▶ _Goal_: Locate and copy all lines bearing the word "Answer".

Figure content listings:
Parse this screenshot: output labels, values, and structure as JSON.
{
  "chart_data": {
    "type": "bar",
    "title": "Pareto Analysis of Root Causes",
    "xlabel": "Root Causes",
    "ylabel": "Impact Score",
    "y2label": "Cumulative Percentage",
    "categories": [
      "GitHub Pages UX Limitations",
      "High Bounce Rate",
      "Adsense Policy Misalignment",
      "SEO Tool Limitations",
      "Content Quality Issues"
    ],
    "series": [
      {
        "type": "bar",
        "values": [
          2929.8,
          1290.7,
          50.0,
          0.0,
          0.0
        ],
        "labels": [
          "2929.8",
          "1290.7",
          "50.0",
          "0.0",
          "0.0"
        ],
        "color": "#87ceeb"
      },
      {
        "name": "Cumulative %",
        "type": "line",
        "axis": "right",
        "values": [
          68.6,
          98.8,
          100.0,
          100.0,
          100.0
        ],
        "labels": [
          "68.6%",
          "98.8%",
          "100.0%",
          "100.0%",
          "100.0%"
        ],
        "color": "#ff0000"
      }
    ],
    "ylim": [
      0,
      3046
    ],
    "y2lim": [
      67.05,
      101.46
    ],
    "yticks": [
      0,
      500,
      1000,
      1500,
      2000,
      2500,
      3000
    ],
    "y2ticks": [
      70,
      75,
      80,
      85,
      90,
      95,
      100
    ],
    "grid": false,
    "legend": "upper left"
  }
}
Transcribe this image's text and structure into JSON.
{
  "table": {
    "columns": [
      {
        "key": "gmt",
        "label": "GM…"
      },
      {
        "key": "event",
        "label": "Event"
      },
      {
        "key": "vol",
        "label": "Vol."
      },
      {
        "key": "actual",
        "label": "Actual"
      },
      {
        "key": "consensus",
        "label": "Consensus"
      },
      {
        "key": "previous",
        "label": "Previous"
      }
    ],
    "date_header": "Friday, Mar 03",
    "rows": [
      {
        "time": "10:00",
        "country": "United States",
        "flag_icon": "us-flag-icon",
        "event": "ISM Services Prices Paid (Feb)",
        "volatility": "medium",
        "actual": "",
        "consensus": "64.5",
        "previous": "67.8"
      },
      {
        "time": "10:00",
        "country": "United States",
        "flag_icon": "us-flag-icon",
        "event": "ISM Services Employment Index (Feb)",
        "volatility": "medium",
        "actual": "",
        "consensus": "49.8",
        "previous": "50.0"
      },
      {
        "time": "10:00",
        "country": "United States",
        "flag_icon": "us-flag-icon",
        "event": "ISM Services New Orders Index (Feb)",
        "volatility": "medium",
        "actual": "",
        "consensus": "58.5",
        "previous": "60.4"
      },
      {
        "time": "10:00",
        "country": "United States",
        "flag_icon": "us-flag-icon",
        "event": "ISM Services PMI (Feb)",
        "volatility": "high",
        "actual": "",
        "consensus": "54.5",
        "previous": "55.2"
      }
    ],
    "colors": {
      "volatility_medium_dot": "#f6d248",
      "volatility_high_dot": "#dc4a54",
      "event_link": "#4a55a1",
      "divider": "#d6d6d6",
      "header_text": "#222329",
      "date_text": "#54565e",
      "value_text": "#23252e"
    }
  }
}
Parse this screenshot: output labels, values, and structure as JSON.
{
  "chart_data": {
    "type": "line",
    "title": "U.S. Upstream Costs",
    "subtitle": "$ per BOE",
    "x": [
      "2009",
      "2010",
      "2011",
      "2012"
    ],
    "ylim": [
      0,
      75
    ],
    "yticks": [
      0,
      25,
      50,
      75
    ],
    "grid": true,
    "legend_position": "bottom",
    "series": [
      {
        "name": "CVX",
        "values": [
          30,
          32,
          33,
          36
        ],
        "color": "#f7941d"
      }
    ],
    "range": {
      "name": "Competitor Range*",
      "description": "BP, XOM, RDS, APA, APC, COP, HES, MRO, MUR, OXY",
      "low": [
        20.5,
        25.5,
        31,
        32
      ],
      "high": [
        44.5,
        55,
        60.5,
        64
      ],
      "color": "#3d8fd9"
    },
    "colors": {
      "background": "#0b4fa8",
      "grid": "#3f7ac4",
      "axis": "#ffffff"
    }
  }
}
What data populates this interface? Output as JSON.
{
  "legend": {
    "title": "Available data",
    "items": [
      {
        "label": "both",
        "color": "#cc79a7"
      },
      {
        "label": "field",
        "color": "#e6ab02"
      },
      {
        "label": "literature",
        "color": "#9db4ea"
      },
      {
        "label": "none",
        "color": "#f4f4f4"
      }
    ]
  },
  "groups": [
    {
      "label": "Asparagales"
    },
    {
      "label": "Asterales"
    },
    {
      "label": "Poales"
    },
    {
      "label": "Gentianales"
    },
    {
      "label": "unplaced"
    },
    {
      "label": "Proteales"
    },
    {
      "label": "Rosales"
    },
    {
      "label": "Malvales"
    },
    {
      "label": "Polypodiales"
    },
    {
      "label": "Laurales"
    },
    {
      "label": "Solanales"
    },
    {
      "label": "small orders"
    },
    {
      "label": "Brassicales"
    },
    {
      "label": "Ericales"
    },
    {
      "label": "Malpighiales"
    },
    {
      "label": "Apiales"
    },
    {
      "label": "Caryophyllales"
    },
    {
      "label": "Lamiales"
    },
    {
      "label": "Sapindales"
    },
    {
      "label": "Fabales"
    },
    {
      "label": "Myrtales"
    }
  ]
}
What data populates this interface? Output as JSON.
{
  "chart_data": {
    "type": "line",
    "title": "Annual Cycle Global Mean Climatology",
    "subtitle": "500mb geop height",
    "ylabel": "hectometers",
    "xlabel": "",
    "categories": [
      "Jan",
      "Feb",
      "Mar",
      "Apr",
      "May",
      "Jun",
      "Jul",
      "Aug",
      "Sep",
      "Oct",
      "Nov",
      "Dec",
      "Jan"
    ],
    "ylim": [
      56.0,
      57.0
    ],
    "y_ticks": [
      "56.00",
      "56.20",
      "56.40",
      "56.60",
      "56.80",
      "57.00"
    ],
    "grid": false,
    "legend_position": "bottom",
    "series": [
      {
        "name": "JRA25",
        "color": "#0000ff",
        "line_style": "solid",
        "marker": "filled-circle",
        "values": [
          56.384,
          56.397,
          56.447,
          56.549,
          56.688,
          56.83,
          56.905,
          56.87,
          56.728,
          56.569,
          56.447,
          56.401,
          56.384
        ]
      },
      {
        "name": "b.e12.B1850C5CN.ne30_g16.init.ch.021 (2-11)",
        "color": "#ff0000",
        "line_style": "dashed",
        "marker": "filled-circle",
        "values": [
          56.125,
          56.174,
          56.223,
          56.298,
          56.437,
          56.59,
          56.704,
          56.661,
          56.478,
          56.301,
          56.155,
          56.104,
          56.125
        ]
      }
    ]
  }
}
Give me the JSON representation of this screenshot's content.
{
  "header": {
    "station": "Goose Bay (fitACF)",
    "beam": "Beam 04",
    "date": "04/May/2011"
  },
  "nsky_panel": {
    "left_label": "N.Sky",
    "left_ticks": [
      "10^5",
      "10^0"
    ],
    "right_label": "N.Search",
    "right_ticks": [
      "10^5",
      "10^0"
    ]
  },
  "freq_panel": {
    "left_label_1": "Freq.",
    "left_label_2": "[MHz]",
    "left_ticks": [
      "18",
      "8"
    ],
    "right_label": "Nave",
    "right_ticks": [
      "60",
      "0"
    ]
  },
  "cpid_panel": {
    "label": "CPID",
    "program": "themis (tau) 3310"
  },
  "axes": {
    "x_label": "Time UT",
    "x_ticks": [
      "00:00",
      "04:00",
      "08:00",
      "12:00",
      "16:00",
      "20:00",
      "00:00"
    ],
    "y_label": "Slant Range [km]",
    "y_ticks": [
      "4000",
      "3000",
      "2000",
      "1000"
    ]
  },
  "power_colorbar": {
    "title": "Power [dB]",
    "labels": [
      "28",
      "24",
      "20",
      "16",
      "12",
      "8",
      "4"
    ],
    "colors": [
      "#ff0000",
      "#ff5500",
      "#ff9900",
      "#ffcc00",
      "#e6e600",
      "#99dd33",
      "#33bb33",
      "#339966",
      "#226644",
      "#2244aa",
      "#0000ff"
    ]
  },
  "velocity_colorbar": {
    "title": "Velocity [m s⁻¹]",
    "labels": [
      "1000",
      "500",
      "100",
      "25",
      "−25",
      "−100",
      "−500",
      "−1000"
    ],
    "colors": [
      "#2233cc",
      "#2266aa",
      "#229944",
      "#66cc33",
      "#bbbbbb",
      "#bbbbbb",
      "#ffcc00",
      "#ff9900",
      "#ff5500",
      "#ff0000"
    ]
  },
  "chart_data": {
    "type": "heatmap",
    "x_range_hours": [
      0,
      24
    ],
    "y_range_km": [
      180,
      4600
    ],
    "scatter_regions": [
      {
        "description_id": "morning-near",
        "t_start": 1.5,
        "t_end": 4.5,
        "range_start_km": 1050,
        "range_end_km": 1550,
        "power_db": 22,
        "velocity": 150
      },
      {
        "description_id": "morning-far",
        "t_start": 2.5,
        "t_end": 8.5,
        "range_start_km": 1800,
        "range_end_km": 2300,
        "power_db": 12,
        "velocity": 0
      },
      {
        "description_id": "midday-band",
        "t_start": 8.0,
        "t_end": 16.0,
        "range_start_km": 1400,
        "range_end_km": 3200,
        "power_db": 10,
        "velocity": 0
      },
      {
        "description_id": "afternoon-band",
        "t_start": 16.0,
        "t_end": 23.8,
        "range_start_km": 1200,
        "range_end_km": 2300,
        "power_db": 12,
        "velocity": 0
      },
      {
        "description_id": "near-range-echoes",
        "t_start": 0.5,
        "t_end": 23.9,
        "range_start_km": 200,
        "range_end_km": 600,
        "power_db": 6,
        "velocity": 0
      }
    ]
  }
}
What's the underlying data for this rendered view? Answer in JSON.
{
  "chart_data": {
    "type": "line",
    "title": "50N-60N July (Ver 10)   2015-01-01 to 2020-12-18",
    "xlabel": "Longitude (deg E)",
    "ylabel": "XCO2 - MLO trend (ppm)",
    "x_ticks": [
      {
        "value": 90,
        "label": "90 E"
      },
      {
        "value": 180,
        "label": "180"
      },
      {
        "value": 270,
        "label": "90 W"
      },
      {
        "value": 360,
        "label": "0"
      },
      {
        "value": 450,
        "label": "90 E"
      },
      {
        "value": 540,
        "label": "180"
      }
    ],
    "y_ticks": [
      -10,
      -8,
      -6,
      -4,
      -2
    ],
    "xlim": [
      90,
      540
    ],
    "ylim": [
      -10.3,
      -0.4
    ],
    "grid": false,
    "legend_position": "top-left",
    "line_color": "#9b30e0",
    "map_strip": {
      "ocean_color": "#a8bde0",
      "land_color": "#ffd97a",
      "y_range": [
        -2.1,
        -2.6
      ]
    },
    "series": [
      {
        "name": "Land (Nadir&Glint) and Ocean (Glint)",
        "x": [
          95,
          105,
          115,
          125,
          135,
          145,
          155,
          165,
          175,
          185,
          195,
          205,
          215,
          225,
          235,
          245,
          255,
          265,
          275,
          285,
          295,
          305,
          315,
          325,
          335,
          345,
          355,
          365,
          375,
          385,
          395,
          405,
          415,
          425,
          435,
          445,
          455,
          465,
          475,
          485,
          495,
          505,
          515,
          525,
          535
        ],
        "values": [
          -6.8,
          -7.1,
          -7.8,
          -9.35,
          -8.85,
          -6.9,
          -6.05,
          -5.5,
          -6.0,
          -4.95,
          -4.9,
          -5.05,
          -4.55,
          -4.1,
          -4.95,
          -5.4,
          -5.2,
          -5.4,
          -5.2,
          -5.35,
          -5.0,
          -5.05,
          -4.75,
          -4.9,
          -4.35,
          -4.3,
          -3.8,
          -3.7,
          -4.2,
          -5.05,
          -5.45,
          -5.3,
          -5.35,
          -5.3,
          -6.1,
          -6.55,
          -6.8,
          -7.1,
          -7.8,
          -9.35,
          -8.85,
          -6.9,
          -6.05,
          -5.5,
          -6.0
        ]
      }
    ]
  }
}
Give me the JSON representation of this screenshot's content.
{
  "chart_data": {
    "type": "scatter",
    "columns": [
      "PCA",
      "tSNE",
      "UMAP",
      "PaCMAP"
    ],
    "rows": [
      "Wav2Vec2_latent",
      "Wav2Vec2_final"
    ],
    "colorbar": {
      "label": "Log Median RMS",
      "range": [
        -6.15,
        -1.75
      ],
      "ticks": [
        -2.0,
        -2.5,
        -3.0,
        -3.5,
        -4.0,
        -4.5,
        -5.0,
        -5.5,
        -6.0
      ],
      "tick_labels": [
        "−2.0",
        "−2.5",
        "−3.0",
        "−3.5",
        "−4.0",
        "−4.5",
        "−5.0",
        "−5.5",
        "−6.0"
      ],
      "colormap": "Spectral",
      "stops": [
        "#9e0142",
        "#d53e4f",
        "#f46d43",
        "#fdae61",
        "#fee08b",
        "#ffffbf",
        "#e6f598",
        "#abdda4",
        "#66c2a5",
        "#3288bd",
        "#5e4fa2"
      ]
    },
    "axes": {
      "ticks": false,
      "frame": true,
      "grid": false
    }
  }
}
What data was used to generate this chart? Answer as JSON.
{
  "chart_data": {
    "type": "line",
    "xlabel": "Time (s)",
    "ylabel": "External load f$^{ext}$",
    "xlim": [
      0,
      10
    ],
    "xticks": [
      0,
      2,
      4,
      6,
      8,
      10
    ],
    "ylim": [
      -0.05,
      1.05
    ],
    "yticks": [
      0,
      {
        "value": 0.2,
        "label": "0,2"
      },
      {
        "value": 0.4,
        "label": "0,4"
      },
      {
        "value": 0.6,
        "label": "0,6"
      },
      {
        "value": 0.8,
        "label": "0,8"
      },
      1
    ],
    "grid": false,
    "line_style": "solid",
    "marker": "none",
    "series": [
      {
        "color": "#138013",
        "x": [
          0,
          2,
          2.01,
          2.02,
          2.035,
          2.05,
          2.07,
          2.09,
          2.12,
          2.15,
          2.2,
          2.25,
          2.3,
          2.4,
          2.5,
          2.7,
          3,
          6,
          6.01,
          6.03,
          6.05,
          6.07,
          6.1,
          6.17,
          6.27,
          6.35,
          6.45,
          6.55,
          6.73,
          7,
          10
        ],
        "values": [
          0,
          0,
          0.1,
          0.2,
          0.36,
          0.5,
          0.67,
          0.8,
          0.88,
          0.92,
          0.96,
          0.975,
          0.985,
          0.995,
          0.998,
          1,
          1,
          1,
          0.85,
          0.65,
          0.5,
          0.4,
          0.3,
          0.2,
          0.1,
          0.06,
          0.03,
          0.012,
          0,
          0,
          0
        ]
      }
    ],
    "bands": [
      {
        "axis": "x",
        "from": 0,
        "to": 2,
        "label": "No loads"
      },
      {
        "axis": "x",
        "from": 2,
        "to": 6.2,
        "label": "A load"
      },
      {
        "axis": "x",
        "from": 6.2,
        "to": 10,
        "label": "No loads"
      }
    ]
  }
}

▶ _Response to the exercise_:
What's the underlying data for this rendered view? Answer in JSON.
What data was used to generate this chart? Answer as JSON.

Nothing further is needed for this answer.